For each line that holds "name", copy the line out.

(Dataset rows about figures)
┌────────
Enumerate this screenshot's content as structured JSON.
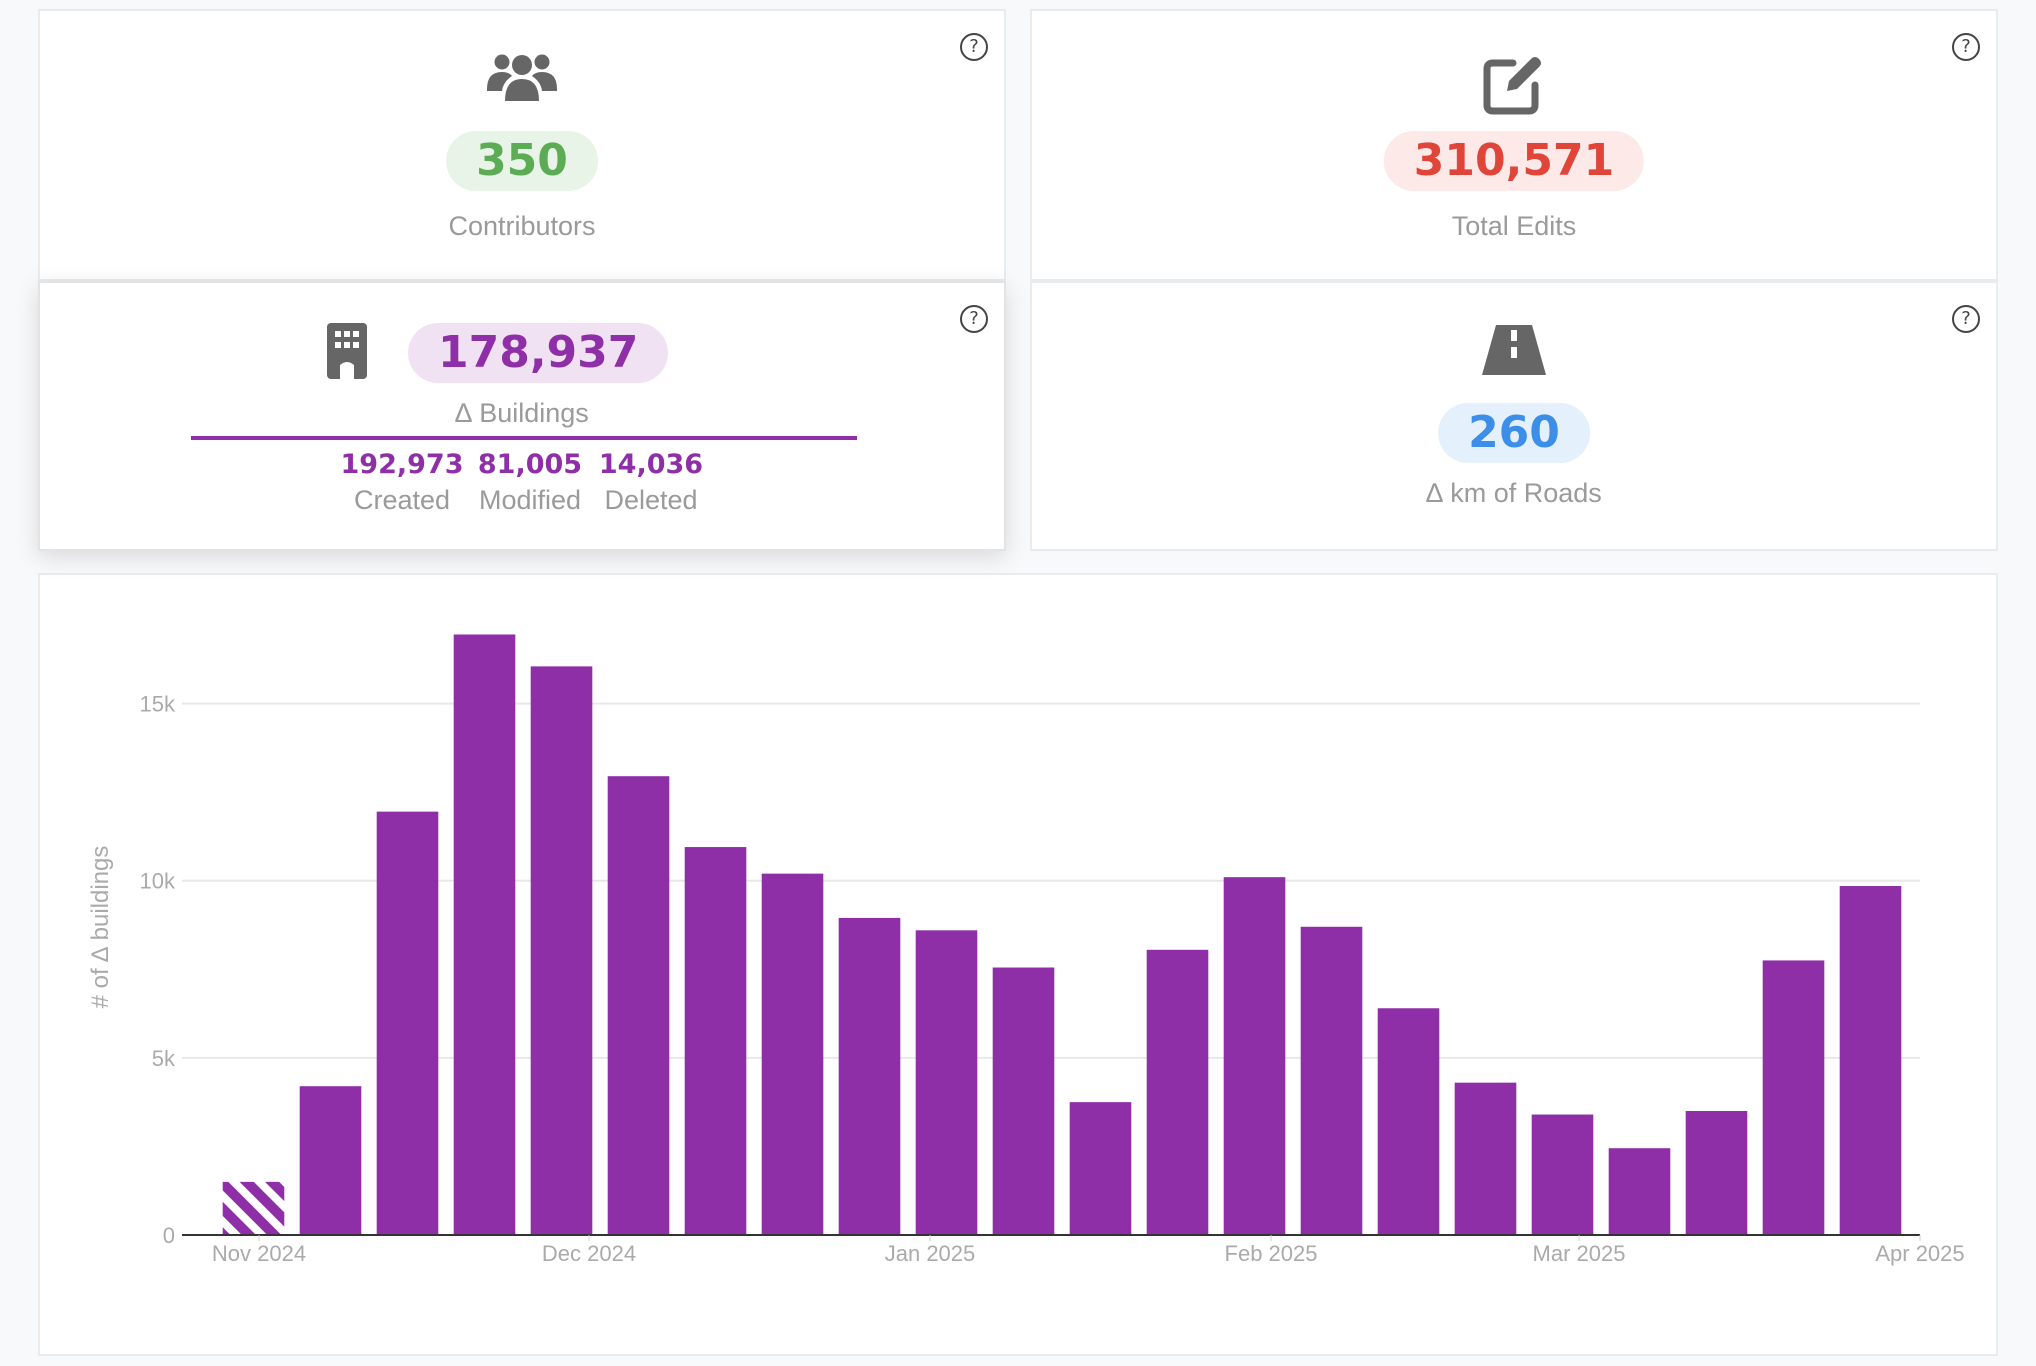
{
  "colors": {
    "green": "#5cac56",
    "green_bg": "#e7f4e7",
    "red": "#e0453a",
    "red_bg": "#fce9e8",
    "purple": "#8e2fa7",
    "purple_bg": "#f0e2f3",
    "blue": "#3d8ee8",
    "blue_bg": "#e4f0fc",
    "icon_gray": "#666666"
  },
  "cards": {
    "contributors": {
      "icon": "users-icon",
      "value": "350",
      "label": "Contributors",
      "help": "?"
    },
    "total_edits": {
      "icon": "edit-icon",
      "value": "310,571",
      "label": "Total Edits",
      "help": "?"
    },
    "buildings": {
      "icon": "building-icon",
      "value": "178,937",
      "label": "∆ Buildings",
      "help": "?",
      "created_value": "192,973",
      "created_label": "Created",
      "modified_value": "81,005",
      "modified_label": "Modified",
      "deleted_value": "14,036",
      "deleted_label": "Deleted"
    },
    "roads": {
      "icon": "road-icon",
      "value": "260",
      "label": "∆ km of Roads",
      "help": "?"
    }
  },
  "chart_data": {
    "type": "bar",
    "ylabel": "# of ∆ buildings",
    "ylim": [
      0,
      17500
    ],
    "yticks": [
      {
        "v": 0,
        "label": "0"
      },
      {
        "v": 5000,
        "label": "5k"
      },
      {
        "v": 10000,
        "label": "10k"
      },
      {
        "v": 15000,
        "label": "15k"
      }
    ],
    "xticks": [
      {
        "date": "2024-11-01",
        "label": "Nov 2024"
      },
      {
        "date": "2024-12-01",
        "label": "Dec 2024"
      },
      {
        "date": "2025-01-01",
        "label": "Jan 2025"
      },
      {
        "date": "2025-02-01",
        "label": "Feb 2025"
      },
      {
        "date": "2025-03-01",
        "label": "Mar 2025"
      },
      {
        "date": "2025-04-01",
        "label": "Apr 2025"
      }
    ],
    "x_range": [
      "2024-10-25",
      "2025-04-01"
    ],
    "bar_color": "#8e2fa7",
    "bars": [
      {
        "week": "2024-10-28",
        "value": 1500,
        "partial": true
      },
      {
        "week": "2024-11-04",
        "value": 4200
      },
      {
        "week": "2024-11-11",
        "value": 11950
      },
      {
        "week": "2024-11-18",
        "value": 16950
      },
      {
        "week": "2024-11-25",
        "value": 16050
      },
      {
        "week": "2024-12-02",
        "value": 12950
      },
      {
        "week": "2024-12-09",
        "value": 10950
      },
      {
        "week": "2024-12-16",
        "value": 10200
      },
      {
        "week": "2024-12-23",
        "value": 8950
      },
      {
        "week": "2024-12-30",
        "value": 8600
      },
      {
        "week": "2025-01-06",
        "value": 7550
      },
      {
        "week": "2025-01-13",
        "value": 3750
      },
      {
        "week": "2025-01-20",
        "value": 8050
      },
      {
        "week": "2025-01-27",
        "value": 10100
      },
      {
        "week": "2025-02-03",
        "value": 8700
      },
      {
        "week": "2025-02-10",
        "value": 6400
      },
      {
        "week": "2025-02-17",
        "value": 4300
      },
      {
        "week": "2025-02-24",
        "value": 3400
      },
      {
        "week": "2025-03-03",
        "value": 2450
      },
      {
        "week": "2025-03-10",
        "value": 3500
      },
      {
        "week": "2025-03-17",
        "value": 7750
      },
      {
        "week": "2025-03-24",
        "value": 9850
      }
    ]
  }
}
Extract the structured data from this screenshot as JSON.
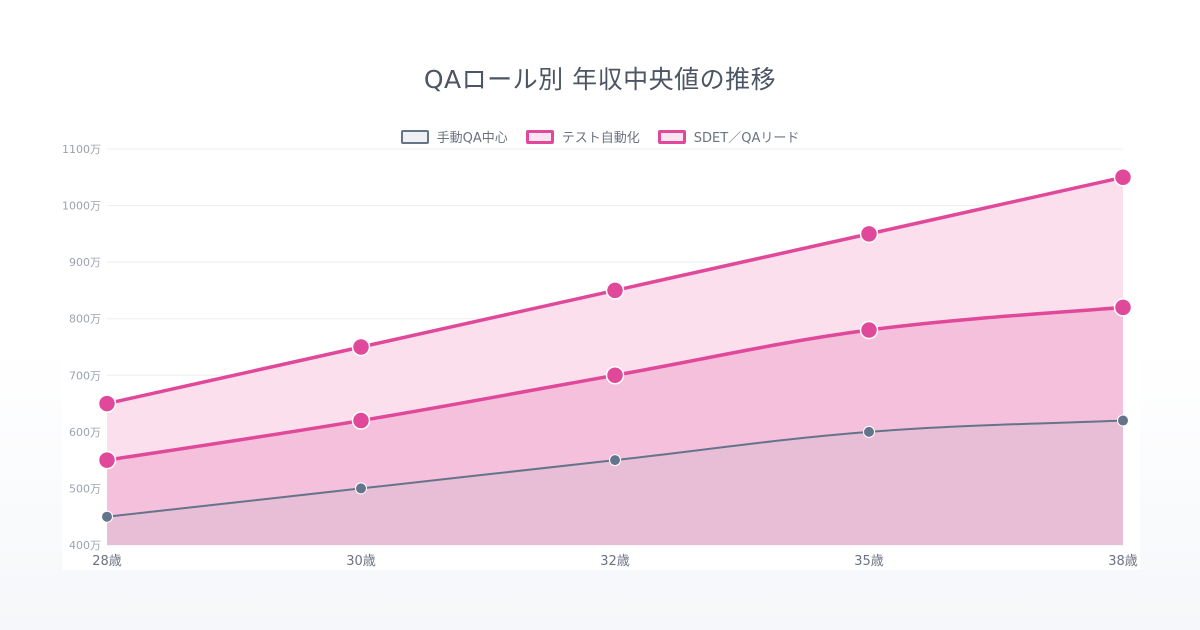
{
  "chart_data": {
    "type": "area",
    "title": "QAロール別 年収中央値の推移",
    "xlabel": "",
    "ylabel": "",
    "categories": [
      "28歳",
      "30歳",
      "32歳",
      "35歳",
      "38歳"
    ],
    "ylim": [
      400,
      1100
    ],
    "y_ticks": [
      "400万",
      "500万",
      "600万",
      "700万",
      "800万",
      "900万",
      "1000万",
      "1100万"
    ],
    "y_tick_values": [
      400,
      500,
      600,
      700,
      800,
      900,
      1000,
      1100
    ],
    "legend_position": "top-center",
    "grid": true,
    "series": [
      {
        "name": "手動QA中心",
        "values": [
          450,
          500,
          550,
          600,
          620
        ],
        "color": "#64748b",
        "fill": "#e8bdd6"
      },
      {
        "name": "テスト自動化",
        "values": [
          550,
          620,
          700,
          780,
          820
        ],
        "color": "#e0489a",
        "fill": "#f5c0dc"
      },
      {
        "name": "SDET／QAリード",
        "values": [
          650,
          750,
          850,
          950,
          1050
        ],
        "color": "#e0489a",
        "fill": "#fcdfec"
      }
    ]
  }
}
└────────
§ SOLUTION TO THIS PROBLEM:
        "name": "手動QA中心",
        "name": "テスト自動化",
        "name": "SDET／QAリード",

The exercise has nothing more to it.